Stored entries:

· · · ·

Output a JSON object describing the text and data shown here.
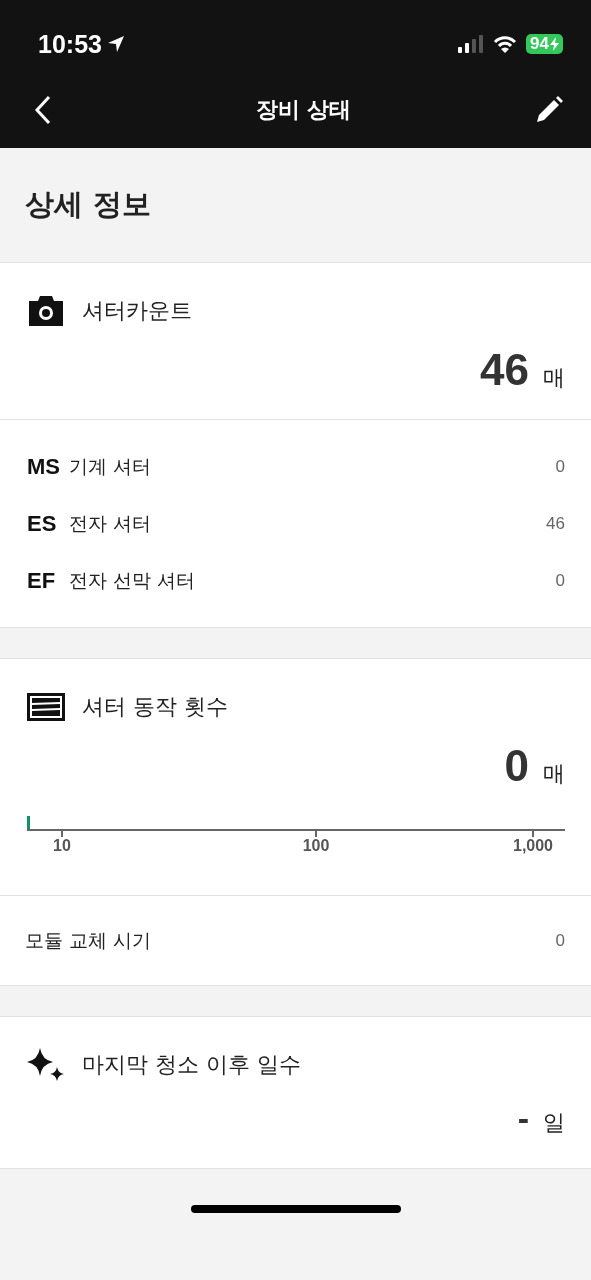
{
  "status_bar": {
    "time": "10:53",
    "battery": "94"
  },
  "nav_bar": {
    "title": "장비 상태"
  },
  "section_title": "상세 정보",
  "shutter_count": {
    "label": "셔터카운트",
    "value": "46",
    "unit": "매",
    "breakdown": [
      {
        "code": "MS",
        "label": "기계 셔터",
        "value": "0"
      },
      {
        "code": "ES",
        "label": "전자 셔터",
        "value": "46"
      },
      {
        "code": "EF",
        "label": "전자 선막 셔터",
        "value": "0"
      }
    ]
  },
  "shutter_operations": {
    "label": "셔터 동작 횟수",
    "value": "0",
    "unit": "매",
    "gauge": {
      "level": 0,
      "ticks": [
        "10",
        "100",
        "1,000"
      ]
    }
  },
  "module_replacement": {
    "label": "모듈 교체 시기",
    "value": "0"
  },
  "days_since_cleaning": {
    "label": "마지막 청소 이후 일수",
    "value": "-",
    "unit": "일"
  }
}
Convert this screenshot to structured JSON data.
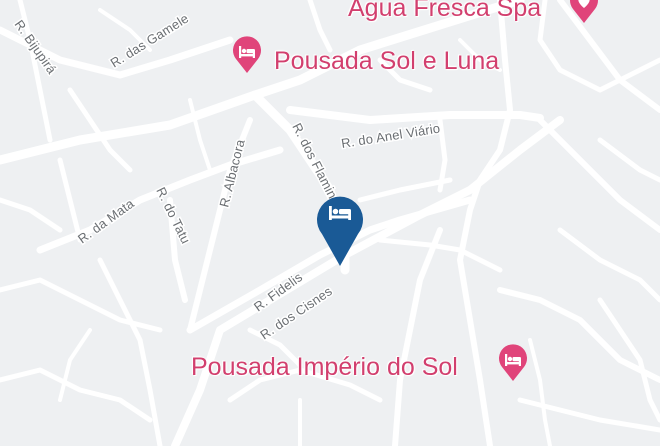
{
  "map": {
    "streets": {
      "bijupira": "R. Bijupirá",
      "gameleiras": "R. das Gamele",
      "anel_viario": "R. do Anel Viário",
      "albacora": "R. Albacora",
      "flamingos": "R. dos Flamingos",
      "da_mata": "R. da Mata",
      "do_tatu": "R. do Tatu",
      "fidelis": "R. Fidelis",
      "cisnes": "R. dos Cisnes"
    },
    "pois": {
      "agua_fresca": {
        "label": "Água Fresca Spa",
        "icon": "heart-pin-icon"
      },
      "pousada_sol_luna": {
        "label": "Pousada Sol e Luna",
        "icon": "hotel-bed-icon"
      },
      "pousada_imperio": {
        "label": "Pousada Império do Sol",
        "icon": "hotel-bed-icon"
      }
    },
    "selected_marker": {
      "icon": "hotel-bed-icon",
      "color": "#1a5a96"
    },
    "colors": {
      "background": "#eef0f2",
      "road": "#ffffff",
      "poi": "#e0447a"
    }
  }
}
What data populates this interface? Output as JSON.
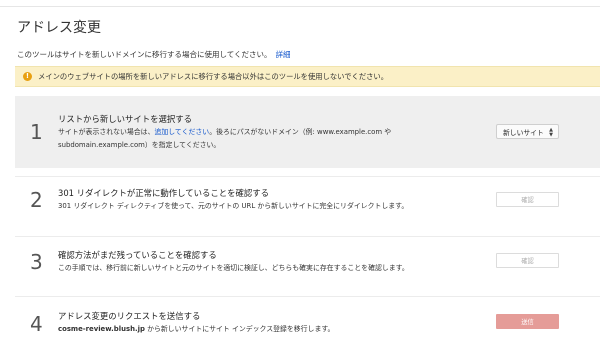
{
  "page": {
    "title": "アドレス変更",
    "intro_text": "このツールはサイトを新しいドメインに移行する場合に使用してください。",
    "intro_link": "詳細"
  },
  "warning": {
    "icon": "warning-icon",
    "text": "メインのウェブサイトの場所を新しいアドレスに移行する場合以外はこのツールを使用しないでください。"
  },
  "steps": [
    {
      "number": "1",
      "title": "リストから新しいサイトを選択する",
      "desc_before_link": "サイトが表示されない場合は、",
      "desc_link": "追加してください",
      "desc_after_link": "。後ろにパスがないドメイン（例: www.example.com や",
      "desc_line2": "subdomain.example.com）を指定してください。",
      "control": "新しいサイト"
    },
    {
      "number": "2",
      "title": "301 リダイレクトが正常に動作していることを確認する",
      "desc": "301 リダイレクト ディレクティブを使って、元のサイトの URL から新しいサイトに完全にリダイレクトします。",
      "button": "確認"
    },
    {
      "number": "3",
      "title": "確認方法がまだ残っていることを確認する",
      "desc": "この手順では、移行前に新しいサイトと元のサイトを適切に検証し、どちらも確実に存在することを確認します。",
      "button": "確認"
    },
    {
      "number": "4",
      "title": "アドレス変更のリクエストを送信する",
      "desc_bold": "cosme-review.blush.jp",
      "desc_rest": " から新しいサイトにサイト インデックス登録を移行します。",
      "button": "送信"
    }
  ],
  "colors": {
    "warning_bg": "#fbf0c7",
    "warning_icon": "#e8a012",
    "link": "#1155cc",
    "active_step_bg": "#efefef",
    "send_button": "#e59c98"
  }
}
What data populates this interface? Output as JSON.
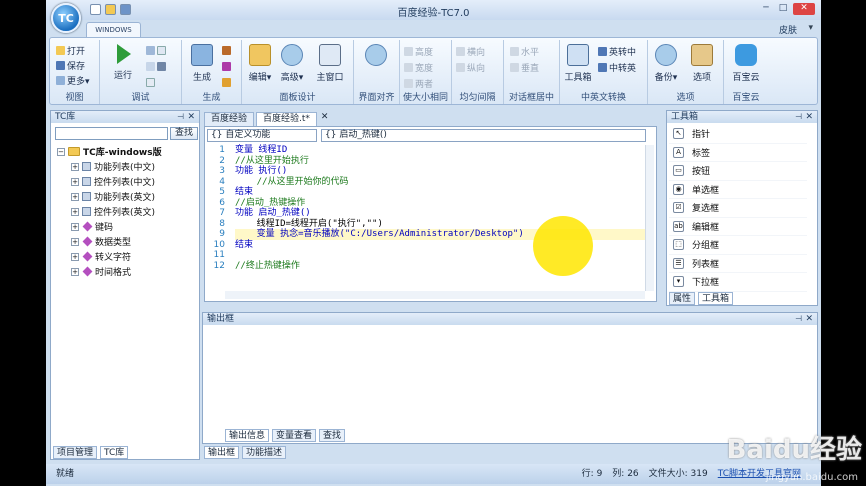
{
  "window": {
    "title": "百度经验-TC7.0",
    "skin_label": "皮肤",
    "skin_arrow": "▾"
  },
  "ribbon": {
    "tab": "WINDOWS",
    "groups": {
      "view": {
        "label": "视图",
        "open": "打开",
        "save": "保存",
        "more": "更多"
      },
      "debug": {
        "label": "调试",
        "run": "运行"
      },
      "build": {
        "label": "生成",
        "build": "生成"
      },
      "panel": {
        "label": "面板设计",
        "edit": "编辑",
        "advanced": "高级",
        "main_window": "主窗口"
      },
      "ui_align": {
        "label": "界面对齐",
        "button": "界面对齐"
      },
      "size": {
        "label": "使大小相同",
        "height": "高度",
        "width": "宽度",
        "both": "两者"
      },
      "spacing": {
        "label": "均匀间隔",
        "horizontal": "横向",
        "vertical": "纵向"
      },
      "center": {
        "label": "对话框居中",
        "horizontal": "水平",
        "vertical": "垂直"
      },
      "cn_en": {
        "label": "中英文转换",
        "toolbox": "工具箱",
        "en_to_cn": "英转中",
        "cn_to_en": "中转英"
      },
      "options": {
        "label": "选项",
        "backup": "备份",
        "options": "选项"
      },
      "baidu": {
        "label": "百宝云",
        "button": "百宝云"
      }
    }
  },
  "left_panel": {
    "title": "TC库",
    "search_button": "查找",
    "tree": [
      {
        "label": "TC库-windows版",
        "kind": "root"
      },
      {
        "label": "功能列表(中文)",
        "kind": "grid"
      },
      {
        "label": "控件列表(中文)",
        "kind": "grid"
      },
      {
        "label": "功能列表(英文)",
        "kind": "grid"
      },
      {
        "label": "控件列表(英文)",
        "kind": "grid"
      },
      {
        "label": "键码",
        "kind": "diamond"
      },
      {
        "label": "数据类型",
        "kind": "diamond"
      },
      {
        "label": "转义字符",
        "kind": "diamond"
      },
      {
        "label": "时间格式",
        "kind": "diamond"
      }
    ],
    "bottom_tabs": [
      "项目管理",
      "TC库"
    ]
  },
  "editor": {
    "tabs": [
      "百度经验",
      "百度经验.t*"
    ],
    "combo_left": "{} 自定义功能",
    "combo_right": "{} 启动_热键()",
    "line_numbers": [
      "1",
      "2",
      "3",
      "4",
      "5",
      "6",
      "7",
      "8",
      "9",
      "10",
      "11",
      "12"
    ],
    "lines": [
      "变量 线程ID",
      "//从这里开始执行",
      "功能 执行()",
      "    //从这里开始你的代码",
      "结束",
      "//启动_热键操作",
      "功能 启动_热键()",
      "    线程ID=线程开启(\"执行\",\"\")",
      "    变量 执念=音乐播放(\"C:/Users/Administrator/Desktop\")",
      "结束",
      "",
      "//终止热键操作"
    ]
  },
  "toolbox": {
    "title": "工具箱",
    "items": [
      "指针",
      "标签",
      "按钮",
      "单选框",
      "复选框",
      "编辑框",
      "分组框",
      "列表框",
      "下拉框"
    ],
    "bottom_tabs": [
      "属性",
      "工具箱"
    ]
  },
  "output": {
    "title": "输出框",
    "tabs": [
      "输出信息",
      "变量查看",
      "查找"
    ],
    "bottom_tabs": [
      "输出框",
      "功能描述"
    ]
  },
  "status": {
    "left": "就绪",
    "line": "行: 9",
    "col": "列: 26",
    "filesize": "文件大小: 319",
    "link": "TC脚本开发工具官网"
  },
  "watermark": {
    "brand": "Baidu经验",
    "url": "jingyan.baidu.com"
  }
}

· · · ·

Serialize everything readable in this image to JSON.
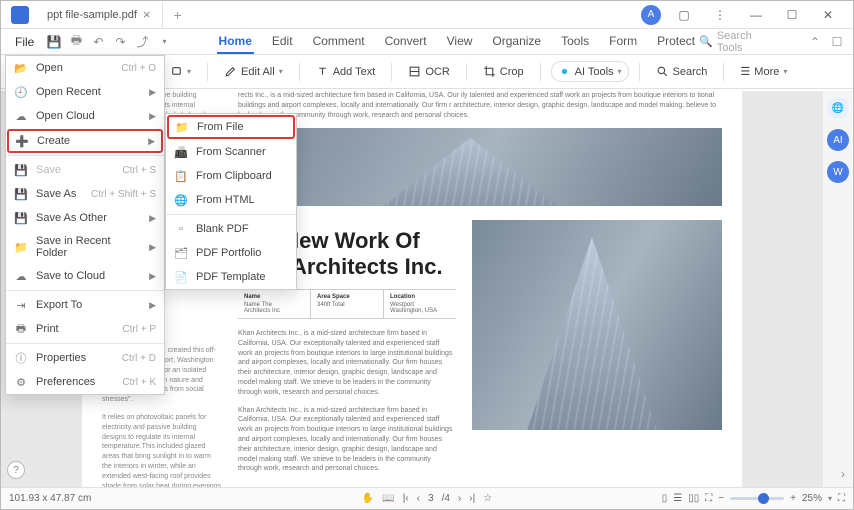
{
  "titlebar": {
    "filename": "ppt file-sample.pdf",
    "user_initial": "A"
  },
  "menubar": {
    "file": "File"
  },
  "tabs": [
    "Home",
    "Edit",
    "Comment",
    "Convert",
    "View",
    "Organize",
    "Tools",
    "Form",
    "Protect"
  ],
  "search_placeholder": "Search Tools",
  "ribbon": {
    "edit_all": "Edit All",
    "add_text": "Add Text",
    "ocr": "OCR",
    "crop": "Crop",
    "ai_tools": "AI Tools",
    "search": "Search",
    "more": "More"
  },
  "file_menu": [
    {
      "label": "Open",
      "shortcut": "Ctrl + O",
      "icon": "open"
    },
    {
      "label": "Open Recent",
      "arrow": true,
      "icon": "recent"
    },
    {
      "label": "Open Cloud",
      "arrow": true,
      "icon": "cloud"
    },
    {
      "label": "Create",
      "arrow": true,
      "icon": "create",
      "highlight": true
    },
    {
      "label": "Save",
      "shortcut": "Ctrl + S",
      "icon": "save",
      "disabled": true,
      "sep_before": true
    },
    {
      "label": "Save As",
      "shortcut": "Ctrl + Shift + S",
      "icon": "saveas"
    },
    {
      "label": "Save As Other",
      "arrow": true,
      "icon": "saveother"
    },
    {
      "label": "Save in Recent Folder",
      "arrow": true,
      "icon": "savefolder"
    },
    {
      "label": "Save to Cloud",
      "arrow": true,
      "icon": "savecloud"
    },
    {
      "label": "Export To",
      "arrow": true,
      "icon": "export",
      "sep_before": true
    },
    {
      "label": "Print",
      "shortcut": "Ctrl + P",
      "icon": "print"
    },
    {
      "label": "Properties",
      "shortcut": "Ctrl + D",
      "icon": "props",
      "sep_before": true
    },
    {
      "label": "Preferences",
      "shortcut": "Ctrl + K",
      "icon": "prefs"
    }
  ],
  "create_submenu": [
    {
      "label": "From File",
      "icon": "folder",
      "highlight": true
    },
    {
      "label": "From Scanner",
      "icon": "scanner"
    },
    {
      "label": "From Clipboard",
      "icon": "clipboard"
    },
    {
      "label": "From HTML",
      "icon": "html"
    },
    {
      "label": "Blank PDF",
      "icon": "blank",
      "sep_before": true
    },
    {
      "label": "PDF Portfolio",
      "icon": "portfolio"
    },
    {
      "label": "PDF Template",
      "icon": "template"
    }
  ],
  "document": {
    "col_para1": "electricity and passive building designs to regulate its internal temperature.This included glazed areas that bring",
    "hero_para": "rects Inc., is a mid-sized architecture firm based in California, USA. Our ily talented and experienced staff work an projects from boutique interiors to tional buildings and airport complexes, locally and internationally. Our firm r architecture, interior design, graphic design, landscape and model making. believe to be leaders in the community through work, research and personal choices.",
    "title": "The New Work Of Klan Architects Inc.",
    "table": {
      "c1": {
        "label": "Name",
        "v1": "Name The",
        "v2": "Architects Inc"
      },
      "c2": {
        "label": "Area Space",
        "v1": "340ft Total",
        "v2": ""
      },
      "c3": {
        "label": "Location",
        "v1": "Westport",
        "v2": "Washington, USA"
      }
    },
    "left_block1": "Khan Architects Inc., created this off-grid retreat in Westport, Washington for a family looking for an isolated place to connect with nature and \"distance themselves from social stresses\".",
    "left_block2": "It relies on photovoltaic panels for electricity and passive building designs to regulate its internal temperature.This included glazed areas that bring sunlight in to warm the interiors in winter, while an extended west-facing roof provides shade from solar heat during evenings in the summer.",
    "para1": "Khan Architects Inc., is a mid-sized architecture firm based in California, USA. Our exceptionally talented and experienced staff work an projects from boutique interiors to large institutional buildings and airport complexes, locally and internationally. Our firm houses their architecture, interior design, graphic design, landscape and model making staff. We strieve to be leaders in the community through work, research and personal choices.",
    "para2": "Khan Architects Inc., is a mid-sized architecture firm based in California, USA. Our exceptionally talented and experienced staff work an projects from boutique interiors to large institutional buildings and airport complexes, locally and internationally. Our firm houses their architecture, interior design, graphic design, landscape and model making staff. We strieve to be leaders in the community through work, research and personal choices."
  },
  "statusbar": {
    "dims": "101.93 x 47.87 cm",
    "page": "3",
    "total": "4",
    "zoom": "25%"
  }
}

· · · ·

Your objective: All lines of the data above that include the word "Westport" must be shown.

Solution:
        "v1": "Westport",
    "left_block1": "Khan Architects Inc., created this off-grid retreat in Westport, Washington for a family looking for an isolated place to connect with nature and \"distance themselves from social stresses\".",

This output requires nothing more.